The records below must be retyped exactly.

>> BEGIN Record set

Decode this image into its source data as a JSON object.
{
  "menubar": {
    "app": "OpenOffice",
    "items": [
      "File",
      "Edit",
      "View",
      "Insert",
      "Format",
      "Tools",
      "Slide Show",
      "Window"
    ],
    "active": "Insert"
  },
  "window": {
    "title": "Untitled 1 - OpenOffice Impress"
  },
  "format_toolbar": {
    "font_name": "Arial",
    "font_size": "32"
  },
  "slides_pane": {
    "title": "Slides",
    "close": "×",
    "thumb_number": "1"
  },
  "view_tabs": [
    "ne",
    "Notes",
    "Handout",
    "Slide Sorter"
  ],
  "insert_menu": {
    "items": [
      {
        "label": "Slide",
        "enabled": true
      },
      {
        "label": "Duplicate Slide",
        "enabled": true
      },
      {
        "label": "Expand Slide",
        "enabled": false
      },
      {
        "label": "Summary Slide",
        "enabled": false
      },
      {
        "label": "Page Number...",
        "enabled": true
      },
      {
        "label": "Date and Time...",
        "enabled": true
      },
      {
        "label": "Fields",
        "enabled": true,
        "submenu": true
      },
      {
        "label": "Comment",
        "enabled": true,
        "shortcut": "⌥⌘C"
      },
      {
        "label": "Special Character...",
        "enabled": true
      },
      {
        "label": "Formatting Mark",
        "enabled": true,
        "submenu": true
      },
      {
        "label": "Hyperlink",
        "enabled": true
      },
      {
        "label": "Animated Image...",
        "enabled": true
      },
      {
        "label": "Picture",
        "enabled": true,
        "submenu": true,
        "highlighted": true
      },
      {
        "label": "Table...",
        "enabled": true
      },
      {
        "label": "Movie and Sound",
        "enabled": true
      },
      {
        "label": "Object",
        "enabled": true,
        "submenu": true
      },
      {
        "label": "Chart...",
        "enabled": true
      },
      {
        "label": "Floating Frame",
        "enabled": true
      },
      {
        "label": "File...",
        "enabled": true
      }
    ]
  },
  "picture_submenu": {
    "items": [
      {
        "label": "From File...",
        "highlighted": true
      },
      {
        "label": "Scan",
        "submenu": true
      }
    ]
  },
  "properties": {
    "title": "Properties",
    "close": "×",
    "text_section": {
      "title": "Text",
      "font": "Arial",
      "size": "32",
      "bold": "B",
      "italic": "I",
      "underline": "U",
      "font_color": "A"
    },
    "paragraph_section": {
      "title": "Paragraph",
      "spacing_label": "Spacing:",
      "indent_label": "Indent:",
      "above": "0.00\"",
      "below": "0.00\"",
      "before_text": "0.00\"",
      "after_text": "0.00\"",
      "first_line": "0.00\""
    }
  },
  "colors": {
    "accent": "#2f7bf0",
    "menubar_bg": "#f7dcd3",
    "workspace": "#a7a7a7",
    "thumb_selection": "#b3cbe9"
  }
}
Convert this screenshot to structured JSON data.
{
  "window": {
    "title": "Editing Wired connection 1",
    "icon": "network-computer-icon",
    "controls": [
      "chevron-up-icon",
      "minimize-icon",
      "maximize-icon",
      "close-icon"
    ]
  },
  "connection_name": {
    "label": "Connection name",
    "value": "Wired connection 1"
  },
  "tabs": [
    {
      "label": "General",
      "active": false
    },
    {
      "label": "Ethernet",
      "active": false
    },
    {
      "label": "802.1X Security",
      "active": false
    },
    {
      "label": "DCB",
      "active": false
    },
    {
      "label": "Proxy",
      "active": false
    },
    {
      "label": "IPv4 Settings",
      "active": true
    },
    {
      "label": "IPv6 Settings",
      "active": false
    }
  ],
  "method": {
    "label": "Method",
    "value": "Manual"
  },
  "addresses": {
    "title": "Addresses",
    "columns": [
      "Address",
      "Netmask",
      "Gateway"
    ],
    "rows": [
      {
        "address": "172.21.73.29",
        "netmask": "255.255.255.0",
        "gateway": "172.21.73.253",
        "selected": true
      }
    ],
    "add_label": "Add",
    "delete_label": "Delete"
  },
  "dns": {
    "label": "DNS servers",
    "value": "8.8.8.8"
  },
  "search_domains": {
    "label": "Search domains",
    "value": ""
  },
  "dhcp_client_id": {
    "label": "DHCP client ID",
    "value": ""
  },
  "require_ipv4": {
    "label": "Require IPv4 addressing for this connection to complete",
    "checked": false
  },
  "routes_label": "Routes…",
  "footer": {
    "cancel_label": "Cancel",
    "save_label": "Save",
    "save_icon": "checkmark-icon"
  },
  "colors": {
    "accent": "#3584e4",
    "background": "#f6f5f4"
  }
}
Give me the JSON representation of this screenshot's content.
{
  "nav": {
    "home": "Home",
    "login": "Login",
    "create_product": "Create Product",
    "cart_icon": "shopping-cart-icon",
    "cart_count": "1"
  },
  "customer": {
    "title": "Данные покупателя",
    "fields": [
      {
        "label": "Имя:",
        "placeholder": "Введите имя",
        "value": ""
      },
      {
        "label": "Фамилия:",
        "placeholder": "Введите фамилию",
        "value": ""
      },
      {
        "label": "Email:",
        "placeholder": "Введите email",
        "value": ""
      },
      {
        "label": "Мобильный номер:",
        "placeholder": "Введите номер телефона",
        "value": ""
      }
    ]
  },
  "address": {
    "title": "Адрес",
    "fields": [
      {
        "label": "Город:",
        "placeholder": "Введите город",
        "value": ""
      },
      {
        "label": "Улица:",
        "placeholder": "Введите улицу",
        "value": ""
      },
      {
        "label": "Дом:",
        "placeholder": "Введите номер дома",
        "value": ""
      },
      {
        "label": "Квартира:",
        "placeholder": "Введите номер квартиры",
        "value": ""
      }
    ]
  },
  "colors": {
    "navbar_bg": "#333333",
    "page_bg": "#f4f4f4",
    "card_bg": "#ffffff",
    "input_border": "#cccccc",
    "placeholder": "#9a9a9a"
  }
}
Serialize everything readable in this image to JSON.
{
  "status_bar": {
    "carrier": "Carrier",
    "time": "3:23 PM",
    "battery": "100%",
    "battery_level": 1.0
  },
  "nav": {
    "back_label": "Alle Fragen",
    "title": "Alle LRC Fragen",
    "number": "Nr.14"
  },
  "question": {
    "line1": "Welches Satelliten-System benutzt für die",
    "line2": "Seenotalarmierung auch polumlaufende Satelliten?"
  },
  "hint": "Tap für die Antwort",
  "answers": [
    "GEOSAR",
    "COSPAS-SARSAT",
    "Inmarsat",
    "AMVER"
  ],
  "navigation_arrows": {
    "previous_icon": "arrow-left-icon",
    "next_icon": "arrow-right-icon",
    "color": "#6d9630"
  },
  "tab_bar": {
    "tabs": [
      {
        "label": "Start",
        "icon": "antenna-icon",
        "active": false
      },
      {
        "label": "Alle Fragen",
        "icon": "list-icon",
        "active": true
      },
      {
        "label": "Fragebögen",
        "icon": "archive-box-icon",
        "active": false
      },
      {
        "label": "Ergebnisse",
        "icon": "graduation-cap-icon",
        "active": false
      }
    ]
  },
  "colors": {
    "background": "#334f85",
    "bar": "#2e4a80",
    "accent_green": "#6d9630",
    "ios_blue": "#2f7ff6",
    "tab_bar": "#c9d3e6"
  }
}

>> END Record set

• _Worked answer_:
Decode this image into its source data as a JSON object.
{
  "menubar": {
    "app": "OpenOffice",
    "items": [
      "File",
      "Edit",
      "View",
      "Insert",
      "Format",
      "Tools",
      "Slide Show",
      "Window"
    ],
    "active": "Insert"
  },
  "window": {
    "title": "Untitled 1 - OpenOffice Impress"
  },
  "format_toolbar": {
    "font_name": "Arial",
    "font_size": "32"
  },
  "slides_pane": {
    "title": "Slides",
    "close": "×",
    "thumb_number": "1"
  },
  "view_tabs": [
    "ne",
    "Notes",
    "Handout",
    "Slide Sorter"
  ],
  "insert_menu": {
    "items": [
      {
        "label": "Slide",
        "enabled": true
      },
      {
        "label": "Duplicate Slide",
        "enabled": true
      },
      {
        "label": "Expand Slide",
        "enabled": false
      },
      {
        "label": "Summary Slide",
        "enabled": false
      },
      {
        "label": "Page Number...",
        "enabled": true
      },
      {
        "label": "Date and Time...",
        "enabled": true
      },
      {
        "label": "Fields",
        "enabled": true,
        "submenu": true
      },
      {
        "label": "Comment",
        "enabled": true,
        "shortcut": "⌥⌘C"
      },
      {
        "label": "Special Character...",
        "enabled": true
      },
      {
        "label": "Formatting Mark",
        "enabled": true,
        "submenu": true
      },
      {
        "label": "Hyperlink",
        "enabled": true
      },
      {
        "label": "Animated Image...",
        "enabled": true
      },
      {
        "label": "Picture",
        "enabled": true,
        "submenu": true,
        "highlighted": true
      },
      {
        "label": "Table...",
        "enabled": true
      },
      {
        "label": "Movie and Sound",
        "enabled": true
      },
      {
        "label": "Object",
        "enabled": true,
        "submenu": true
      },
      {
        "label": "Chart...",
        "enabled": true
      },
      {
        "label": "Floating Frame",
        "enabled": true
      },
      {
        "label": "File...",
        "enabled": true
      }
    ]
  },
  "picture_submenu": {
    "items": [
      {
        "label": "From File...",
        "highlighted": true
      },
      {
        "label": "Scan",
        "submenu": true
      }
    ]
  },
  "properties": {
    "title": "Properties",
    "close": "×",
    "text_section": {
      "title": "Text",
      "font": "Arial",
      "size": "32",
      "bold": "B",
      "italic": "I",
      "underline": "U",
      "font_color": "A"
    },
    "paragraph_section": {
      "title": "Paragraph",
      "spacing_label": "Spacing:",
      "indent_label": "Indent:",
      "above": "0.00\"",
      "below": "0.00\"",
      "before_text": "0.00\"",
      "after_text": "0.00\"",
      "first_line": "0.00\""
    }
  },
  "colors": {
    "accent": "#2f7bf0",
    "menubar_bg": "#f7dcd3",
    "workspace": "#a7a7a7",
    "thumb_selection": "#b3cbe9"
  }
}
Convert this screenshot to structured JSON data.
{
  "window": {
    "title": "Editing Wired connection 1",
    "icon": "network-computer-icon",
    "controls": [
      "chevron-up-icon",
      "minimize-icon",
      "maximize-icon",
      "close-icon"
    ]
  },
  "connection_name": {
    "label": "Connection name",
    "value": "Wired connection 1"
  },
  "tabs": [
    {
      "label": "General",
      "active": false
    },
    {
      "label": "Ethernet",
      "active": false
    },
    {
      "label": "802.1X Security",
      "active": false
    },
    {
      "label": "DCB",
      "active": false
    },
    {
      "label": "Proxy",
      "active": false
    },
    {
      "label": "IPv4 Settings",
      "active": true
    },
    {
      "label": "IPv6 Settings",
      "active": false
    }
  ],
  "method": {
    "label": "Method",
    "value": "Manual"
  },
  "addresses": {
    "title": "Addresses",
    "columns": [
      "Address",
      "Netmask",
      "Gateway"
    ],
    "rows": [
      {
        "address": "172.21.73.29",
        "netmask": "255.255.255.0",
        "gateway": "172.21.73.253",
        "selected": true
      }
    ],
    "add_label": "Add",
    "delete_label": "Delete"
  },
  "dns": {
    "label": "DNS servers",
    "value": "8.8.8.8"
  },
  "search_domains": {
    "label": "Search domains",
    "value": ""
  },
  "dhcp_client_id": {
    "label": "DHCP client ID",
    "value": ""
  },
  "require_ipv4": {
    "label": "Require IPv4 addressing for this connection to complete",
    "checked": false
  },
  "routes_label": "Routes…",
  "footer": {
    "cancel_label": "Cancel",
    "save_label": "Save",
    "save_icon": "checkmark-icon"
  },
  "colors": {
    "accent": "#3584e4",
    "background": "#f6f5f4"
  }
}
Give me the JSON representation of this screenshot's content.
{
  "nav": {
    "home": "Home",
    "login": "Login",
    "create_product": "Create Product",
    "cart_icon": "shopping-cart-icon",
    "cart_count": "1"
  },
  "customer": {
    "title": "Данные покупателя",
    "fields": [
      {
        "label": "Имя:",
        "placeholder": "Введите имя",
        "value": ""
      },
      {
        "label": "Фамилия:",
        "placeholder": "Введите фамилию",
        "value": ""
      },
      {
        "label": "Email:",
        "placeholder": "Введите email",
        "value": ""
      },
      {
        "label": "Мобильный номер:",
        "placeholder": "Введите номер телефона",
        "value": ""
      }
    ]
  },
  "address": {
    "title": "Адрес",
    "fields": [
      {
        "label": "Город:",
        "placeholder": "Введите город",
        "value": ""
      },
      {
        "label": "Улица:",
        "placeholder": "Введите улицу",
        "value": ""
      },
      {
        "label": "Дом:",
        "placeholder": "Введите номер дома",
        "value": ""
      },
      {
        "label": "Квартира:",
        "placeholder": "Введите номер квартиры",
        "value": ""
      }
    ]
  },
  "colors": {
    "navbar_bg": "#333333",
    "page_bg": "#f4f4f4",
    "card_bg": "#ffffff",
    "input_border": "#cccccc",
    "placeholder": "#9a9a9a"
  }
}
Serialize everything readable in this image to JSON.
{
  "status_bar": {
    "carrier": "Carrier",
    "time": "3:23 PM",
    "battery": "100%",
    "battery_level": 1.0
  },
  "nav": {
    "back_label": "Alle Fragen",
    "title": "Alle LRC Fragen",
    "number": "Nr.14"
  },
  "question": {
    "line1": "Welches Satelliten-System benutzt für die",
    "line2": "Seenotalarmierung auch polumlaufende Satelliten?"
  },
  "hint": "Tap für die Antwort",
  "answers": [
    "GEOSAR",
    "COSPAS-SARSAT",
    "Inmarsat",
    "AMVER"
  ],
  "navigation_arrows": {
    "previous_icon": "arrow-left-icon",
    "next_icon": "arrow-right-icon",
    "color": "#6d9630"
  },
  "tab_bar": {
    "tabs": [
      {
        "label": "Start",
        "icon": "antenna-icon",
        "active": false
      },
      {
        "label": "Alle Fragen",
        "icon": "list-icon",
        "active": true
      },
      {
        "label": "Fragebögen",
        "icon": "archive-box-icon",
        "active": false
      },
      {
        "label": "Ergebnisse",
        "icon": "graduation-cap-icon",
        "active": false
      }
    ]
  },
  "colors": {
    "background": "#334f85",
    "bar": "#2e4a80",
    "accent_green": "#6d9630",
    "ios_blue": "#2f7ff6",
    "tab_bar": "#c9d3e6"
  }
}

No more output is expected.